### WORK REQUIRED:
Can you copy out the data exactly? Leave the images out.

### RECORDS FOR THIS EXERCISE:
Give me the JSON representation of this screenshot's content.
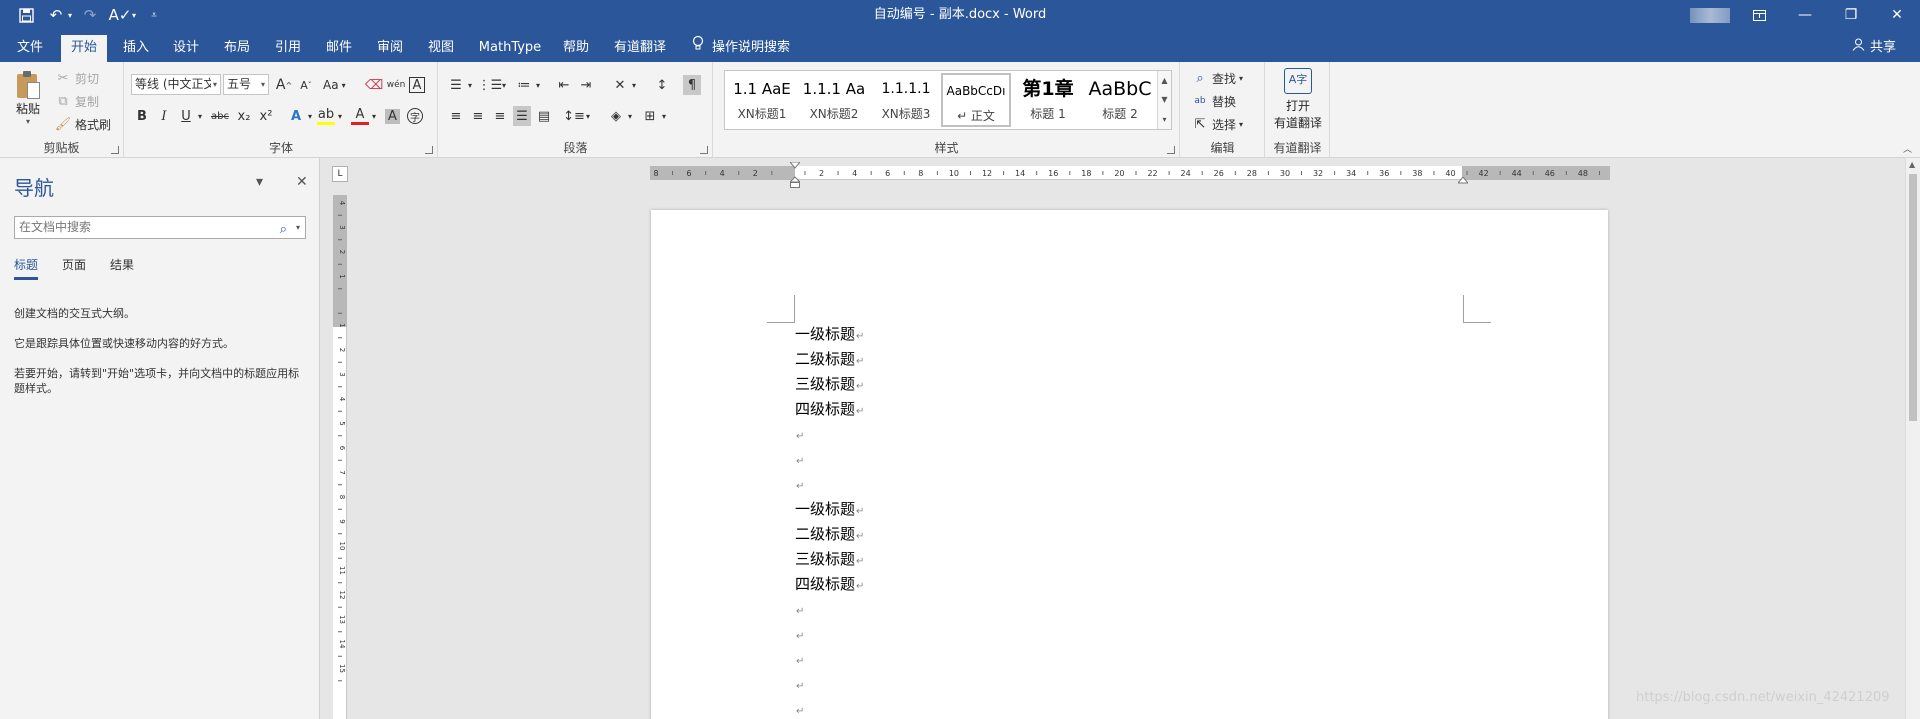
{
  "window": {
    "title": "自动编号 - 副本.docx  -  Word",
    "controls": [
      "ribbon-display",
      "minimize",
      "restore",
      "close"
    ]
  },
  "qat": {
    "icons": [
      "save-icon",
      "undo-icon",
      "redo-icon",
      "spelling-icon",
      "customize-icon"
    ]
  },
  "tabs": [
    "文件",
    "开始",
    "插入",
    "设计",
    "布局",
    "引用",
    "邮件",
    "审阅",
    "视图",
    "MathType",
    "帮助",
    "有道翻译"
  ],
  "active_tab": "开始",
  "tell_me": "操作说明搜索",
  "share": "共享",
  "ribbon": {
    "clipboard": {
      "label": "剪贴板",
      "paste": "粘贴",
      "cut": "剪切",
      "copy": "复制",
      "format_painter": "格式刷"
    },
    "font": {
      "label": "字体",
      "font_name": "等线 (中文正文",
      "font_size": "五号",
      "bold": "B",
      "italic": "I",
      "underline": "U",
      "strike": "abc",
      "subscript": "x₂",
      "superscript": "x²",
      "change_case": "Aa",
      "grow": "A",
      "shrink": "A"
    },
    "paragraph": {
      "label": "段落"
    },
    "styles": {
      "label": "样式",
      "items": [
        {
          "preview": "1.1  AaE",
          "name": "XN标题1"
        },
        {
          "preview": "1.1.1  Aa",
          "name": "XN标题2"
        },
        {
          "preview": "1.1.1.1",
          "name": "XN标题3"
        },
        {
          "preview": "AaBbCcDı",
          "name": "↵ 正文"
        },
        {
          "preview": "第1章",
          "name": "标题 1"
        },
        {
          "preview": "AaBbC",
          "name": "标题 2"
        }
      ]
    },
    "editing": {
      "label": "编辑",
      "find": "查找",
      "replace": "替换",
      "select": "选择"
    },
    "youdao": {
      "label": "有道翻译",
      "open_line1": "打开",
      "open_line2": "有道翻译"
    }
  },
  "nav_pane": {
    "title": "导航",
    "search_placeholder": "在文档中搜索",
    "tabs": [
      "标题",
      "页面",
      "结果"
    ],
    "active_tab": "标题",
    "text1": "创建文档的交互式大纲。",
    "text2": "它是跟踪具体位置或快速移动内容的好方式。",
    "text3": "若要开始，请转到\"开始\"选项卡，并向文档中的标题应用标题样式。"
  },
  "document": {
    "lines": [
      "一级标题",
      "二级标题",
      "三级标题",
      "四级标题",
      "",
      "",
      "",
      "一级标题",
      "二级标题",
      "三级标题",
      "四级标题",
      "",
      "",
      "",
      "",
      ""
    ],
    "paragraph_mark": "↵"
  },
  "ruler": {
    "h_ticks": [
      "8",
      "6",
      "4",
      "2",
      "",
      "2",
      "4",
      "6",
      "8",
      "10",
      "12",
      "14",
      "16",
      "18",
      "20",
      "22",
      "24",
      "26",
      "28",
      "30",
      "32",
      "34",
      "36",
      "38",
      "40",
      "42",
      "44",
      "46",
      "48"
    ],
    "v_ticks": [
      "4",
      "3",
      "2",
      "1",
      "",
      "1",
      "2",
      "3",
      "4",
      "5",
      "6",
      "7",
      "8",
      "9",
      "10",
      "11",
      "12",
      "13",
      "14",
      "15"
    ],
    "tab_selector": "L"
  },
  "watermark": "https://blog.csdn.net/weixin_42421209"
}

### RESULT BELOW:
Give me the JSON representation of this screenshot's content.
{
  "window": {
    "title": "自动编号 - 副本.docx  -  Word",
    "controls": [
      "ribbon-display",
      "minimize",
      "restore",
      "close"
    ]
  },
  "qat": {
    "icons": [
      "save-icon",
      "undo-icon",
      "redo-icon",
      "spelling-icon",
      "customize-icon"
    ]
  },
  "tabs": [
    "文件",
    "开始",
    "插入",
    "设计",
    "布局",
    "引用",
    "邮件",
    "审阅",
    "视图",
    "MathType",
    "帮助",
    "有道翻译"
  ],
  "active_tab": "开始",
  "tell_me": "操作说明搜索",
  "share": "共享",
  "ribbon": {
    "clipboard": {
      "label": "剪贴板",
      "paste": "粘贴",
      "cut": "剪切",
      "copy": "复制",
      "format_painter": "格式刷"
    },
    "font": {
      "label": "字体",
      "font_name": "等线 (中文正文",
      "font_size": "五号",
      "bold": "B",
      "italic": "I",
      "underline": "U",
      "strike": "abc",
      "subscript": "x₂",
      "superscript": "x²",
      "change_case": "Aa",
      "grow": "A",
      "shrink": "A"
    },
    "paragraph": {
      "label": "段落"
    },
    "styles": {
      "label": "样式",
      "items": [
        {
          "preview": "1.1  AaE",
          "name": "XN标题1"
        },
        {
          "preview": "1.1.1  Aa",
          "name": "XN标题2"
        },
        {
          "preview": "1.1.1.1",
          "name": "XN标题3"
        },
        {
          "preview": "AaBbCcDı",
          "name": "↵ 正文"
        },
        {
          "preview": "第1章",
          "name": "标题 1"
        },
        {
          "preview": "AaBbC",
          "name": "标题 2"
        }
      ]
    },
    "editing": {
      "label": "编辑",
      "find": "查找",
      "replace": "替换",
      "select": "选择"
    },
    "youdao": {
      "label": "有道翻译",
      "open_line1": "打开",
      "open_line2": "有道翻译"
    }
  },
  "nav_pane": {
    "title": "导航",
    "search_placeholder": "在文档中搜索",
    "tabs": [
      "标题",
      "页面",
      "结果"
    ],
    "active_tab": "标题",
    "text1": "创建文档的交互式大纲。",
    "text2": "它是跟踪具体位置或快速移动内容的好方式。",
    "text3": "若要开始，请转到\"开始\"选项卡，并向文档中的标题应用标题样式。"
  },
  "document": {
    "lines": [
      "一级标题",
      "二级标题",
      "三级标题",
      "四级标题",
      "",
      "",
      "",
      "一级标题",
      "二级标题",
      "三级标题",
      "四级标题",
      "",
      "",
      "",
      "",
      ""
    ],
    "paragraph_mark": "↵"
  },
  "ruler": {
    "h_ticks": [
      "8",
      "6",
      "4",
      "2",
      "",
      "2",
      "4",
      "6",
      "8",
      "10",
      "12",
      "14",
      "16",
      "18",
      "20",
      "22",
      "24",
      "26",
      "28",
      "30",
      "32",
      "34",
      "36",
      "38",
      "40",
      "42",
      "44",
      "46",
      "48"
    ],
    "v_ticks": [
      "4",
      "3",
      "2",
      "1",
      "",
      "1",
      "2",
      "3",
      "4",
      "5",
      "6",
      "7",
      "8",
      "9",
      "10",
      "11",
      "12",
      "13",
      "14",
      "15"
    ],
    "tab_selector": "L"
  },
  "watermark": "https://blog.csdn.net/weixin_42421209"
}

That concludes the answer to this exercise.